## Begin Information shown
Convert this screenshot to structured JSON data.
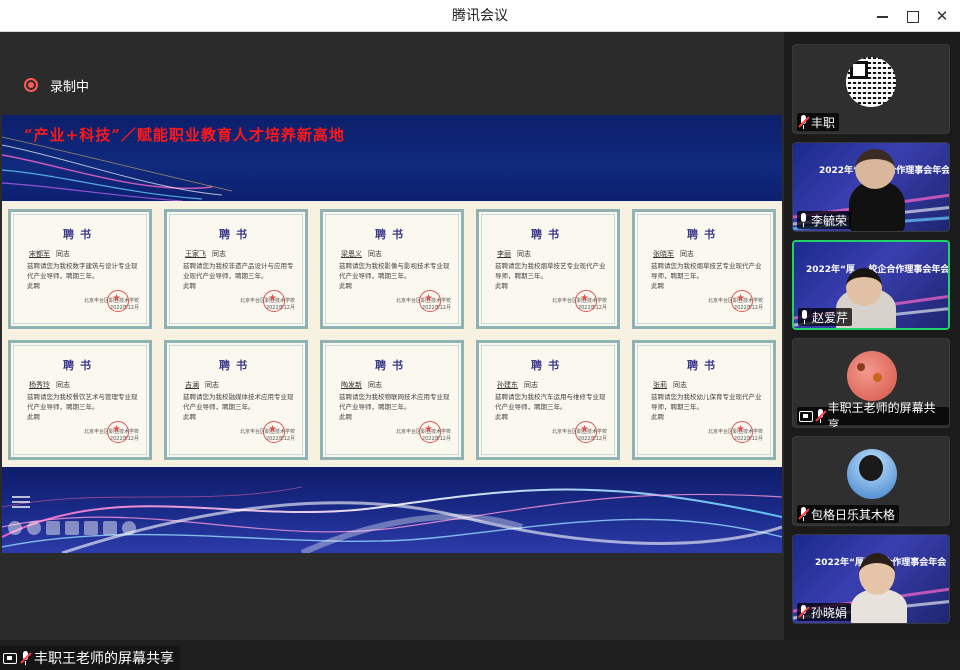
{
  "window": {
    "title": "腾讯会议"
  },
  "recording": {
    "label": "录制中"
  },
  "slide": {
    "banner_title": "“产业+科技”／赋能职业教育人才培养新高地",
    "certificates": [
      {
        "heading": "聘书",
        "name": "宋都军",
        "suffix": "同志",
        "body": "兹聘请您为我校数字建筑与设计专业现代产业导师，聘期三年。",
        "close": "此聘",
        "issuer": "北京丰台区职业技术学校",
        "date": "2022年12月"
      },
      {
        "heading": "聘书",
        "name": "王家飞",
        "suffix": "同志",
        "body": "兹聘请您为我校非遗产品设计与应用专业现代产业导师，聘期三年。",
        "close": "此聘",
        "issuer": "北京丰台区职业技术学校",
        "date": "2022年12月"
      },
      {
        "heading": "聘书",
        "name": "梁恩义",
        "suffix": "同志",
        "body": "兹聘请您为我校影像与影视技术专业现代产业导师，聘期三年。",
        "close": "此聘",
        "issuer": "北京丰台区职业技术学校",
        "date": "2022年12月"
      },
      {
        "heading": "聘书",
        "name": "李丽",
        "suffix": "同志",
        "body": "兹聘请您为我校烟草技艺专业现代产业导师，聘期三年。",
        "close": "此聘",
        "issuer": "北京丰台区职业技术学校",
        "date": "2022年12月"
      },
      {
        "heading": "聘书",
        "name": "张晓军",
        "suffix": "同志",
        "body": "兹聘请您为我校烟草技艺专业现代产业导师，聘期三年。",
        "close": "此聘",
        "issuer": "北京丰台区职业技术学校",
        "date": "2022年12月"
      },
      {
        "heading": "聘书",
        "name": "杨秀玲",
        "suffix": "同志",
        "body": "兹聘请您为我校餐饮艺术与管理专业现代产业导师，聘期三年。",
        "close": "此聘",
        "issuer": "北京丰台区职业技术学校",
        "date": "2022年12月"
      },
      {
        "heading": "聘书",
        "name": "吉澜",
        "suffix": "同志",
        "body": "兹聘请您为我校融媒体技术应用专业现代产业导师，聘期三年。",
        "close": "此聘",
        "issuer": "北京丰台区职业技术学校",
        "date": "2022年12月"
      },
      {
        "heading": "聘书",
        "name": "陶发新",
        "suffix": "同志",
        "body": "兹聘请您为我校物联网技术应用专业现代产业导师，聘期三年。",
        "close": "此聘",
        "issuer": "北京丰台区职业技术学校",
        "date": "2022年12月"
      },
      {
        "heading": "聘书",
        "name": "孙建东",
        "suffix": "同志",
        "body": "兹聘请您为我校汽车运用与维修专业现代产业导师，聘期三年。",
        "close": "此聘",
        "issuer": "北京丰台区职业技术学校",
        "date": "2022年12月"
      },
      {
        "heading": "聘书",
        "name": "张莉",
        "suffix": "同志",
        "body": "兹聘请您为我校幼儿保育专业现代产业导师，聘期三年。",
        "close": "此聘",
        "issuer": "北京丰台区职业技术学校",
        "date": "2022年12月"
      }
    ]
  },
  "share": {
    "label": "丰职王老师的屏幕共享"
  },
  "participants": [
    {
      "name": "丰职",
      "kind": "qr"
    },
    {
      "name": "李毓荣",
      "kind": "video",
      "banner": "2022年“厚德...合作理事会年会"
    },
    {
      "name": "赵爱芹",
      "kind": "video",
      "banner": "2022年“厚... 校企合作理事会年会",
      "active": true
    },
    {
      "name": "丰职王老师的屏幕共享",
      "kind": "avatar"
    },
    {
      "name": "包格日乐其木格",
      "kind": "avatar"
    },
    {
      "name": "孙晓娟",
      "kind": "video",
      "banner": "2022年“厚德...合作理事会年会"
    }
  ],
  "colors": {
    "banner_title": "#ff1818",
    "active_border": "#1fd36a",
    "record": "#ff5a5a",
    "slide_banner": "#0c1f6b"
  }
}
## End Information shown
• _Goal_:
Leave out the pictures, and give all the records again exactly.

• _Answer to the exercise_:
Convert this screenshot to structured JSON data.
{
  "window": {
    "title": "腾讯会议"
  },
  "recording": {
    "label": "录制中"
  },
  "slide": {
    "banner_title": "“产业+科技”／赋能职业教育人才培养新高地",
    "certificates": [
      {
        "heading": "聘书",
        "name": "宋都军",
        "suffix": "同志",
        "body": "兹聘请您为我校数字建筑与设计专业现代产业导师，聘期三年。",
        "close": "此聘",
        "issuer": "北京丰台区职业技术学校",
        "date": "2022年12月"
      },
      {
        "heading": "聘书",
        "name": "王家飞",
        "suffix": "同志",
        "body": "兹聘请您为我校非遗产品设计与应用专业现代产业导师，聘期三年。",
        "close": "此聘",
        "issuer": "北京丰台区职业技术学校",
        "date": "2022年12月"
      },
      {
        "heading": "聘书",
        "name": "梁恩义",
        "suffix": "同志",
        "body": "兹聘请您为我校影像与影视技术专业现代产业导师，聘期三年。",
        "close": "此聘",
        "issuer": "北京丰台区职业技术学校",
        "date": "2022年12月"
      },
      {
        "heading": "聘书",
        "name": "李丽",
        "suffix": "同志",
        "body": "兹聘请您为我校烟草技艺专业现代产业导师，聘期三年。",
        "close": "此聘",
        "issuer": "北京丰台区职业技术学校",
        "date": "2022年12月"
      },
      {
        "heading": "聘书",
        "name": "张晓军",
        "suffix": "同志",
        "body": "兹聘请您为我校烟草技艺专业现代产业导师，聘期三年。",
        "close": "此聘",
        "issuer": "北京丰台区职业技术学校",
        "date": "2022年12月"
      },
      {
        "heading": "聘书",
        "name": "杨秀玲",
        "suffix": "同志",
        "body": "兹聘请您为我校餐饮艺术与管理专业现代产业导师，聘期三年。",
        "close": "此聘",
        "issuer": "北京丰台区职业技术学校",
        "date": "2022年12月"
      },
      {
        "heading": "聘书",
        "name": "吉澜",
        "suffix": "同志",
        "body": "兹聘请您为我校融媒体技术应用专业现代产业导师，聘期三年。",
        "close": "此聘",
        "issuer": "北京丰台区职业技术学校",
        "date": "2022年12月"
      },
      {
        "heading": "聘书",
        "name": "陶发新",
        "suffix": "同志",
        "body": "兹聘请您为我校物联网技术应用专业现代产业导师，聘期三年。",
        "close": "此聘",
        "issuer": "北京丰台区职业技术学校",
        "date": "2022年12月"
      },
      {
        "heading": "聘书",
        "name": "孙建东",
        "suffix": "同志",
        "body": "兹聘请您为我校汽车运用与维修专业现代产业导师，聘期三年。",
        "close": "此聘",
        "issuer": "北京丰台区职业技术学校",
        "date": "2022年12月"
      },
      {
        "heading": "聘书",
        "name": "张莉",
        "suffix": "同志",
        "body": "兹聘请您为我校幼儿保育专业现代产业导师，聘期三年。",
        "close": "此聘",
        "issuer": "北京丰台区职业技术学校",
        "date": "2022年12月"
      }
    ]
  },
  "share": {
    "label": "丰职王老师的屏幕共享"
  },
  "participants": [
    {
      "name": "丰职",
      "kind": "qr"
    },
    {
      "name": "李毓荣",
      "kind": "video",
      "banner": "2022年“厚德...合作理事会年会"
    },
    {
      "name": "赵爱芹",
      "kind": "video",
      "banner": "2022年“厚... 校企合作理事会年会",
      "active": true
    },
    {
      "name": "丰职王老师的屏幕共享",
      "kind": "avatar"
    },
    {
      "name": "包格日乐其木格",
      "kind": "avatar"
    },
    {
      "name": "孙晓娟",
      "kind": "video",
      "banner": "2022年“厚德...合作理事会年会"
    }
  ],
  "colors": {
    "banner_title": "#ff1818",
    "active_border": "#1fd36a",
    "record": "#ff5a5a",
    "slide_banner": "#0c1f6b"
  }
}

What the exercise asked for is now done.